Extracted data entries
****************

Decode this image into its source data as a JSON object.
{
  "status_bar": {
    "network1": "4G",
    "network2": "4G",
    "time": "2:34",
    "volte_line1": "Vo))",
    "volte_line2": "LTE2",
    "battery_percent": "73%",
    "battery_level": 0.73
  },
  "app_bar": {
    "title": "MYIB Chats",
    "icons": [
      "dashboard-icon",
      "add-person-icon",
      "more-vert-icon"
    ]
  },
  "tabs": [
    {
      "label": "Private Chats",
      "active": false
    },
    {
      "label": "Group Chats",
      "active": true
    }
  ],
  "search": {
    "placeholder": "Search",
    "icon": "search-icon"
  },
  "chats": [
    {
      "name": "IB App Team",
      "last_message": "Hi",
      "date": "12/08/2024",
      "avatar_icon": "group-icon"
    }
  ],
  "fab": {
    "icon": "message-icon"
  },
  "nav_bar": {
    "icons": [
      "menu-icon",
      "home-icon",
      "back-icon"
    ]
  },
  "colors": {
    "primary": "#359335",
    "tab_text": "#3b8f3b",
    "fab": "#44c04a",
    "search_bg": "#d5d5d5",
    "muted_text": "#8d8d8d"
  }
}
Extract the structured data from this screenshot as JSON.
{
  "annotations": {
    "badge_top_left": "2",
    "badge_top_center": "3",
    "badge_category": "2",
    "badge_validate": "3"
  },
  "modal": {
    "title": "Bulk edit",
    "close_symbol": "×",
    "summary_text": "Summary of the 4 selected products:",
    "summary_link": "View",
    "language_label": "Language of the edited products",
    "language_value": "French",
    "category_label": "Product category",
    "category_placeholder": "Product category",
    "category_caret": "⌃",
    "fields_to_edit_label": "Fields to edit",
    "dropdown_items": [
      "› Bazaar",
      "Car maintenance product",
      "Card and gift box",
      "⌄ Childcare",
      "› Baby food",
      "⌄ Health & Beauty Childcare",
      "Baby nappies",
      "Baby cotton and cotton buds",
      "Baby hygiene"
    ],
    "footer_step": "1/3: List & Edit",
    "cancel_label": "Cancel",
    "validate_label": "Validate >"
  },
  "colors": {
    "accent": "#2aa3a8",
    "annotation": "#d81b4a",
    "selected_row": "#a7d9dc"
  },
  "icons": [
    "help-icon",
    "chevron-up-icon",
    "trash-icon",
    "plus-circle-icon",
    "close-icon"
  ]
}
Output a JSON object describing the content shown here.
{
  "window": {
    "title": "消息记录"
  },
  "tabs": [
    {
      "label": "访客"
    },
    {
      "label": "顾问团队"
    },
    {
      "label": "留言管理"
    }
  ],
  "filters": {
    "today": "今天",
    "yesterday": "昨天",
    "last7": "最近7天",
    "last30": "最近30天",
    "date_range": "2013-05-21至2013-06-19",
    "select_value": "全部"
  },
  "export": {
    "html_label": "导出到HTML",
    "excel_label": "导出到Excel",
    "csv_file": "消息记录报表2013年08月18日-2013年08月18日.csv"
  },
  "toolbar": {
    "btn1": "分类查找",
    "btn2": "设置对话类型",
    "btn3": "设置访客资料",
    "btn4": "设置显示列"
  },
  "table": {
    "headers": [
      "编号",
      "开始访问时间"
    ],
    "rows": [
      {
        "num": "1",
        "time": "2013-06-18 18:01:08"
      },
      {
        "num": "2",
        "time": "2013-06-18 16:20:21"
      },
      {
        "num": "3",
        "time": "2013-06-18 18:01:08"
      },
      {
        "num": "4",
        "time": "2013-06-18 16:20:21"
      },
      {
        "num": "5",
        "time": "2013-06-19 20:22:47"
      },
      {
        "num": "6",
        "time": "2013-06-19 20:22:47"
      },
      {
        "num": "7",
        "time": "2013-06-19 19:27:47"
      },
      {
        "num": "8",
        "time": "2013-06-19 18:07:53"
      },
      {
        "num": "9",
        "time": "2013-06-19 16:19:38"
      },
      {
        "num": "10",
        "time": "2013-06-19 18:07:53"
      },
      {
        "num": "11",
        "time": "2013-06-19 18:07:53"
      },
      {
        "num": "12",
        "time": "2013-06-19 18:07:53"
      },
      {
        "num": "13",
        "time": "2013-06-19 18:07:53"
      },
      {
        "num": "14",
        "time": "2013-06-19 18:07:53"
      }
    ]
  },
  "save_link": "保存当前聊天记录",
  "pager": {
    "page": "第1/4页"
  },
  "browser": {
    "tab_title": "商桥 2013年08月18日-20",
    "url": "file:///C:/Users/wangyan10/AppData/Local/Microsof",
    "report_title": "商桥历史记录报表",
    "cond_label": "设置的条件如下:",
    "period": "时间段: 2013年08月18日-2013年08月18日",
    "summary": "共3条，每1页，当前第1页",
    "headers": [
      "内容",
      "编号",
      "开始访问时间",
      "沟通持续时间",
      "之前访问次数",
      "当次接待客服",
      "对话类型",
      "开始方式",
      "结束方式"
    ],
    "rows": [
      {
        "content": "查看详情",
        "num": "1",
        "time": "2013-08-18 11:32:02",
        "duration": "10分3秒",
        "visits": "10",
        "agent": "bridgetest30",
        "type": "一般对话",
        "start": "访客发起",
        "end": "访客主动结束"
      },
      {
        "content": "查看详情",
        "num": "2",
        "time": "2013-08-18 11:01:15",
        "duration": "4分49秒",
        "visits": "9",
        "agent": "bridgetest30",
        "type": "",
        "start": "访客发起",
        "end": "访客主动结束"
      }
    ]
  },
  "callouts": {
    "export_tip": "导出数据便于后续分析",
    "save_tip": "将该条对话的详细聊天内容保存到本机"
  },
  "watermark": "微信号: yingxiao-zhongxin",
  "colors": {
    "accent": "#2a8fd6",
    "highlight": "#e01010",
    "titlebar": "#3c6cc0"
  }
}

****************

### Task
Transcribe all of the material exactly. Omit nothing.

### Final answer
Decode this image into its source data as a JSON object.
{
  "status_bar": {
    "network1": "4G",
    "network2": "4G",
    "time": "2:34",
    "volte_line1": "Vo))",
    "volte_line2": "LTE2",
    "battery_percent": "73%",
    "battery_level": 0.73
  },
  "app_bar": {
    "title": "MYIB Chats",
    "icons": [
      "dashboard-icon",
      "add-person-icon",
      "more-vert-icon"
    ]
  },
  "tabs": [
    {
      "label": "Private Chats",
      "active": false
    },
    {
      "label": "Group Chats",
      "active": true
    }
  ],
  "search": {
    "placeholder": "Search",
    "icon": "search-icon"
  },
  "chats": [
    {
      "name": "IB App Team",
      "last_message": "Hi",
      "date": "12/08/2024",
      "avatar_icon": "group-icon"
    }
  ],
  "fab": {
    "icon": "message-icon"
  },
  "nav_bar": {
    "icons": [
      "menu-icon",
      "home-icon",
      "back-icon"
    ]
  },
  "colors": {
    "primary": "#359335",
    "tab_text": "#3b8f3b",
    "fab": "#44c04a",
    "search_bg": "#d5d5d5",
    "muted_text": "#8d8d8d"
  }
}
Extract the structured data from this screenshot as JSON.
{
  "annotations": {
    "badge_top_left": "2",
    "badge_top_center": "3",
    "badge_category": "2",
    "badge_validate": "3"
  },
  "modal": {
    "title": "Bulk edit",
    "close_symbol": "×",
    "summary_text": "Summary of the 4 selected products:",
    "summary_link": "View",
    "language_label": "Language of the edited products",
    "language_value": "French",
    "category_label": "Product category",
    "category_placeholder": "Product category",
    "category_caret": "⌃",
    "fields_to_edit_label": "Fields to edit",
    "dropdown_items": [
      "› Bazaar",
      "Car maintenance product",
      "Card and gift box",
      "⌄ Childcare",
      "› Baby food",
      "⌄ Health & Beauty Childcare",
      "Baby nappies",
      "Baby cotton and cotton buds",
      "Baby hygiene"
    ],
    "footer_step": "1/3: List & Edit",
    "cancel_label": "Cancel",
    "validate_label": "Validate >"
  },
  "colors": {
    "accent": "#2aa3a8",
    "annotation": "#d81b4a",
    "selected_row": "#a7d9dc"
  },
  "icons": [
    "help-icon",
    "chevron-up-icon",
    "trash-icon",
    "plus-circle-icon",
    "close-icon"
  ]
}
Output a JSON object describing the content shown here.
{
  "window": {
    "title": "消息记录"
  },
  "tabs": [
    {
      "label": "访客"
    },
    {
      "label": "顾问团队"
    },
    {
      "label": "留言管理"
    }
  ],
  "filters": {
    "today": "今天",
    "yesterday": "昨天",
    "last7": "最近7天",
    "last30": "最近30天",
    "date_range": "2013-05-21至2013-06-19",
    "select_value": "全部"
  },
  "export": {
    "html_label": "导出到HTML",
    "excel_label": "导出到Excel",
    "csv_file": "消息记录报表2013年08月18日-2013年08月18日.csv"
  },
  "toolbar": {
    "btn1": "分类查找",
    "btn2": "设置对话类型",
    "btn3": "设置访客资料",
    "btn4": "设置显示列"
  },
  "table": {
    "headers": [
      "编号",
      "开始访问时间"
    ],
    "rows": [
      {
        "num": "1",
        "time": "2013-06-18 18:01:08"
      },
      {
        "num": "2",
        "time": "2013-06-18 16:20:21"
      },
      {
        "num": "3",
        "time": "2013-06-18 18:01:08"
      },
      {
        "num": "4",
        "time": "2013-06-18 16:20:21"
      },
      {
        "num": "5",
        "time": "2013-06-19 20:22:47"
      },
      {
        "num": "6",
        "time": "2013-06-19 20:22:47"
      },
      {
        "num": "7",
        "time": "2013-06-19 19:27:47"
      },
      {
        "num": "8",
        "time": "2013-06-19 18:07:53"
      },
      {
        "num": "9",
        "time": "2013-06-19 16:19:38"
      },
      {
        "num": "10",
        "time": "2013-06-19 18:07:53"
      },
      {
        "num": "11",
        "time": "2013-06-19 18:07:53"
      },
      {
        "num": "12",
        "time": "2013-06-19 18:07:53"
      },
      {
        "num": "13",
        "time": "2013-06-19 18:07:53"
      },
      {
        "num": "14",
        "time": "2013-06-19 18:07:53"
      }
    ]
  },
  "save_link": "保存当前聊天记录",
  "pager": {
    "page": "第1/4页"
  },
  "browser": {
    "tab_title": "商桥 2013年08月18日-20",
    "url": "file:///C:/Users/wangyan10/AppData/Local/Microsof",
    "report_title": "商桥历史记录报表",
    "cond_label": "设置的条件如下:",
    "period": "时间段: 2013年08月18日-2013年08月18日",
    "summary": "共3条，每1页，当前第1页",
    "headers": [
      "内容",
      "编号",
      "开始访问时间",
      "沟通持续时间",
      "之前访问次数",
      "当次接待客服",
      "对话类型",
      "开始方式",
      "结束方式"
    ],
    "rows": [
      {
        "content": "查看详情",
        "num": "1",
        "time": "2013-08-18 11:32:02",
        "duration": "10分3秒",
        "visits": "10",
        "agent": "bridgetest30",
        "type": "一般对话",
        "start": "访客发起",
        "end": "访客主动结束"
      },
      {
        "content": "查看详情",
        "num": "2",
        "time": "2013-08-18 11:01:15",
        "duration": "4分49秒",
        "visits": "9",
        "agent": "bridgetest30",
        "type": "",
        "start": "访客发起",
        "end": "访客主动结束"
      }
    ]
  },
  "callouts": {
    "export_tip": "导出数据便于后续分析",
    "save_tip": "将该条对话的详细聊天内容保存到本机"
  },
  "watermark": "微信号: yingxiao-zhongxin",
  "colors": {
    "accent": "#2a8fd6",
    "highlight": "#e01010",
    "titlebar": "#3c6cc0"
  }
}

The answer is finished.